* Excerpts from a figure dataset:
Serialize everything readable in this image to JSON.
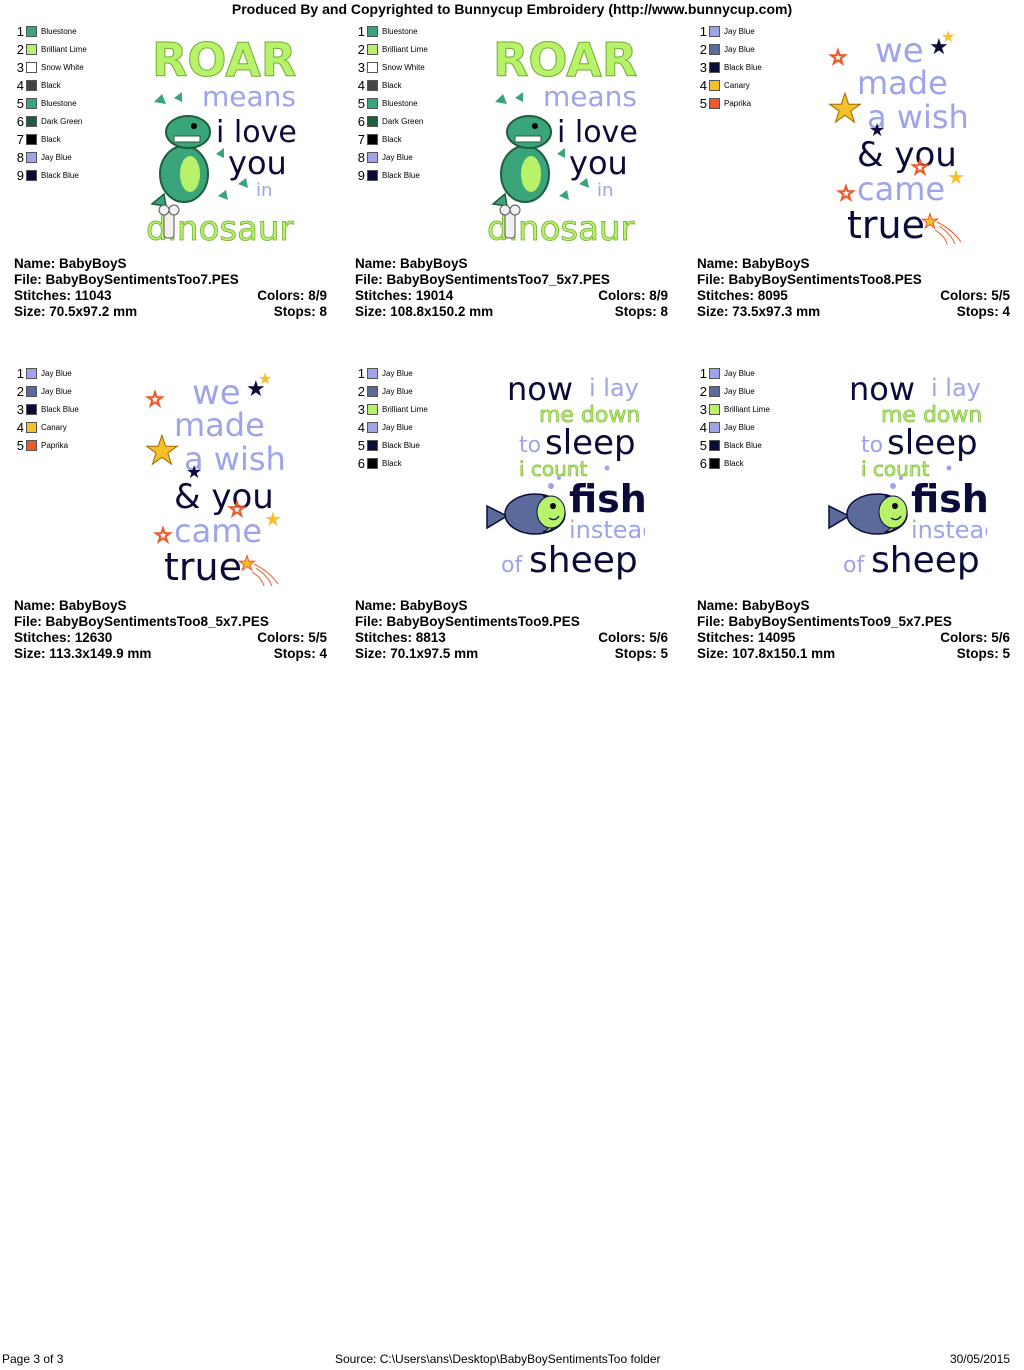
{
  "header": {
    "title": "Produced By and Copyrighted to Bunnycup Embroidery (http://www.bunnycup.com)"
  },
  "designs": [
    {
      "name_label": "Name: BabyBoyS",
      "file_label": "File: BabyBoySentimentsToo7.PES",
      "stitches_label": "Stitches: 11043",
      "colors_label": "Colors: 8/9",
      "size_label": "Size: 70.5x97.2 mm",
      "stops_label": "Stops: 8",
      "art": "roar",
      "threads": [
        {
          "num": "1",
          "name": "Bluestone",
          "color": "#3aa57a"
        },
        {
          "num": "2",
          "name": "Brilliant Lime",
          "color": "#b8f26a"
        },
        {
          "num": "3",
          "name": "Snow White",
          "color": "#ffffff"
        },
        {
          "num": "4",
          "name": "Black",
          "color": "#444444"
        },
        {
          "num": "5",
          "name": "Bluestone",
          "color": "#3aa57a"
        },
        {
          "num": "6",
          "name": "Dark Green",
          "color": "#1f5e3c"
        },
        {
          "num": "7",
          "name": "Black",
          "color": "#000000"
        },
        {
          "num": "8",
          "name": "Jay Blue",
          "color": "#9fa3ea"
        },
        {
          "num": "9",
          "name": "Black Blue",
          "color": "#0b0b3a"
        }
      ]
    },
    {
      "name_label": "Name: BabyBoyS",
      "file_label": "File: BabyBoySentimentsToo7_5x7.PES",
      "stitches_label": "Stitches: 19014",
      "colors_label": "Colors: 8/9",
      "size_label": "Size: 108.8x150.2 mm",
      "stops_label": "Stops: 8",
      "art": "roar",
      "threads": [
        {
          "num": "1",
          "name": "Bluestone",
          "color": "#3aa57a"
        },
        {
          "num": "2",
          "name": "Brilliant Lime",
          "color": "#b8f26a"
        },
        {
          "num": "3",
          "name": "Snow White",
          "color": "#ffffff"
        },
        {
          "num": "4",
          "name": "Black",
          "color": "#444444"
        },
        {
          "num": "5",
          "name": "Bluestone",
          "color": "#3aa57a"
        },
        {
          "num": "6",
          "name": "Dark Green",
          "color": "#1f5e3c"
        },
        {
          "num": "7",
          "name": "Black",
          "color": "#000000"
        },
        {
          "num": "8",
          "name": "Jay Blue",
          "color": "#9fa3ea"
        },
        {
          "num": "9",
          "name": "Black Blue",
          "color": "#0b0b3a"
        }
      ]
    },
    {
      "name_label": "Name: BabyBoyS",
      "file_label": "File: BabyBoySentimentsToo8.PES",
      "stitches_label": "Stitches: 8095",
      "colors_label": "Colors: 5/5",
      "size_label": "Size: 73.5x97.3 mm",
      "stops_label": "Stops: 4",
      "art": "wish",
      "threads": [
        {
          "num": "1",
          "name": "Jay Blue",
          "color": "#9fa3ea"
        },
        {
          "num": "2",
          "name": "Jay Blue",
          "color": "#5b6a9a"
        },
        {
          "num": "3",
          "name": "Black Blue",
          "color": "#0b0b3a"
        },
        {
          "num": "4",
          "name": "Canary",
          "color": "#f5c12b"
        },
        {
          "num": "5",
          "name": "Paprika",
          "color": "#ee5a2a"
        }
      ]
    },
    {
      "name_label": "Name: BabyBoyS",
      "file_label": "File: BabyBoySentimentsToo8_5x7.PES",
      "stitches_label": "Stitches: 12630",
      "colors_label": "Colors: 5/5",
      "size_label": "Size: 113.3x149.9 mm",
      "stops_label": "Stops: 4",
      "art": "wish",
      "threads": [
        {
          "num": "1",
          "name": "Jay Blue",
          "color": "#9fa3ea"
        },
        {
          "num": "2",
          "name": "Jay Blue",
          "color": "#5b6a9a"
        },
        {
          "num": "3",
          "name": "Black Blue",
          "color": "#0b0b3a"
        },
        {
          "num": "4",
          "name": "Canary",
          "color": "#f5c12b"
        },
        {
          "num": "5",
          "name": "Paprika",
          "color": "#ee5a2a"
        }
      ]
    },
    {
      "name_label": "Name: BabyBoyS",
      "file_label": "File: BabyBoySentimentsToo9.PES",
      "stitches_label": "Stitches: 8813",
      "colors_label": "Colors: 5/6",
      "size_label": "Size: 70.1x97.5 mm",
      "stops_label": "Stops: 5",
      "art": "fish",
      "threads": [
        {
          "num": "1",
          "name": "Jay Blue",
          "color": "#9fa3ea"
        },
        {
          "num": "2",
          "name": "Jay Blue",
          "color": "#5b6a9a"
        },
        {
          "num": "3",
          "name": "Brilliant Lime",
          "color": "#b8f26a"
        },
        {
          "num": "4",
          "name": "Jay Blue",
          "color": "#9fa3ea"
        },
        {
          "num": "5",
          "name": "Black Blue",
          "color": "#0b0b3a"
        },
        {
          "num": "6",
          "name": "Black",
          "color": "#000000"
        }
      ]
    },
    {
      "name_label": "Name: BabyBoyS",
      "file_label": "File: BabyBoySentimentsToo9_5x7.PES",
      "stitches_label": "Stitches: 14095",
      "colors_label": "Colors: 5/6",
      "size_label": "Size: 107.8x150.1 mm",
      "stops_label": "Stops: 5",
      "art": "fish",
      "threads": [
        {
          "num": "1",
          "name": "Jay Blue",
          "color": "#9fa3ea"
        },
        {
          "num": "2",
          "name": "Jay Blue",
          "color": "#5b6a9a"
        },
        {
          "num": "3",
          "name": "Brilliant Lime",
          "color": "#b8f26a"
        },
        {
          "num": "4",
          "name": "Jay Blue",
          "color": "#9fa3ea"
        },
        {
          "num": "5",
          "name": "Black Blue",
          "color": "#0b0b3a"
        },
        {
          "num": "6",
          "name": "Black",
          "color": "#000000"
        }
      ]
    }
  ],
  "art_text": {
    "roar": {
      "l1": "ROAR",
      "l2": "means",
      "l3": "i love",
      "l4": "you",
      "l5": "in",
      "l6": "dinosaur"
    },
    "wish": {
      "l1": "we",
      "l2": "made",
      "l3": "a wish",
      "l4": "& you",
      "l5": "came",
      "l6": "true"
    },
    "fish": {
      "l1": "now",
      "l1b": "i lay",
      "l2": "me down",
      "l3a": "to",
      "l3b": "sleep",
      "l4": "i count",
      "l5": "fish",
      "l6": "instead",
      "l7a": "of",
      "l7b": "sheep"
    }
  },
  "footer": {
    "page": "Page 3 of 3",
    "source": "Source: C:\\Users\\ans\\Desktop\\BabyBoySentimentsToo folder",
    "date": "30/05/2015"
  }
}
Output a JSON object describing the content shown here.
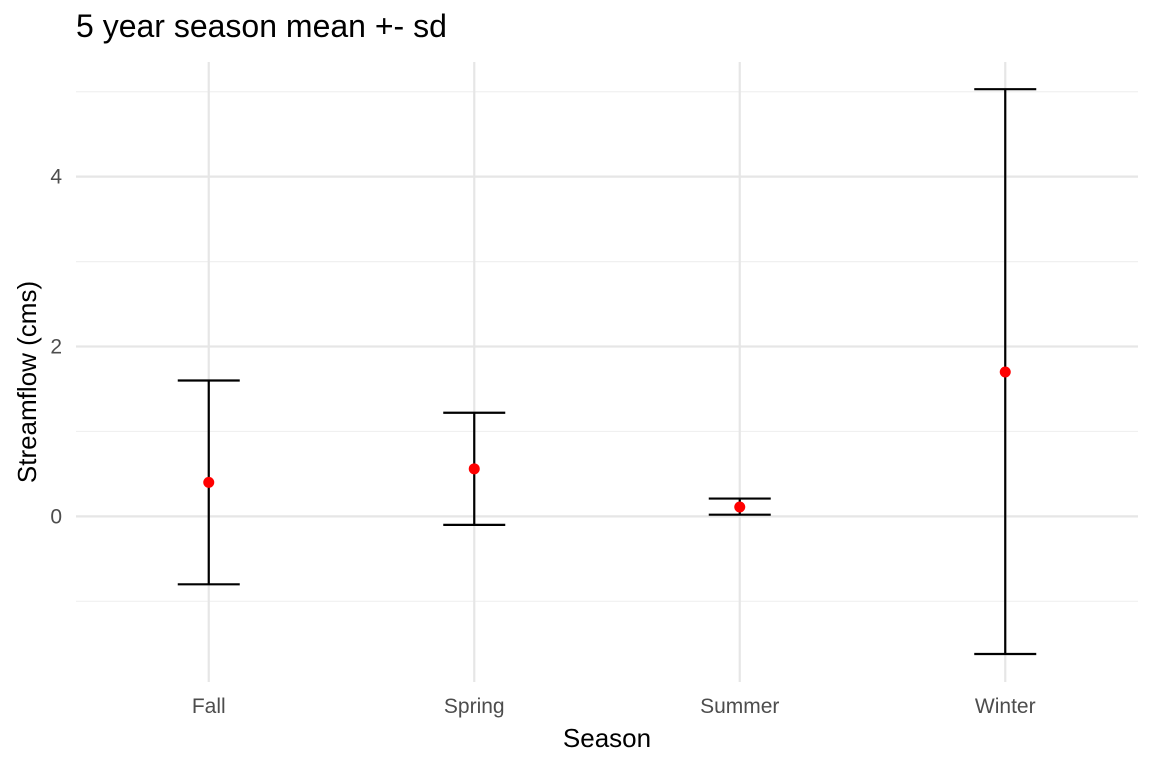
{
  "chart_data": {
    "type": "scatter",
    "title": "5 year season mean +- sd",
    "xlabel": "Season",
    "ylabel": "Streamflow (cms)",
    "categories": [
      "Fall",
      "Spring",
      "Summer",
      "Winter"
    ],
    "mean": [
      0.4,
      0.56,
      0.11,
      1.7
    ],
    "lower": [
      -0.8,
      -0.1,
      0.02,
      -1.62
    ],
    "upper": [
      1.6,
      1.22,
      0.21,
      5.03
    ],
    "ylim": [
      -1.95,
      5.35
    ],
    "yticks": [
      0,
      2,
      4
    ],
    "ytick_labels": [
      "0",
      "2",
      "4"
    ],
    "grid": true,
    "colors": {
      "point": "#ff0000",
      "errorbar": "#000000",
      "grid_major": "#e6e6e6",
      "grid_minor": "#f0f0f0"
    }
  }
}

* Exercise details: Each line from the one that contains "Output a JSON" to the end of the listing must be quoted exactly; no other line and no picture belongs in the copy.

* Answer below:
Output a JSON object describing the content shown here.
{
  "chart_data": {
    "type": "scatter",
    "title": "5 year season mean +- sd",
    "xlabel": "Season",
    "ylabel": "Streamflow (cms)",
    "categories": [
      "Fall",
      "Spring",
      "Summer",
      "Winter"
    ],
    "mean": [
      0.4,
      0.56,
      0.11,
      1.7
    ],
    "lower": [
      -0.8,
      -0.1,
      0.02,
      -1.62
    ],
    "upper": [
      1.6,
      1.22,
      0.21,
      5.03
    ],
    "ylim": [
      -1.95,
      5.35
    ],
    "yticks": [
      0,
      2,
      4
    ],
    "ytick_labels": [
      "0",
      "2",
      "4"
    ],
    "grid": true,
    "colors": {
      "point": "#ff0000",
      "errorbar": "#000000",
      "grid_major": "#e6e6e6",
      "grid_minor": "#f0f0f0"
    }
  }
}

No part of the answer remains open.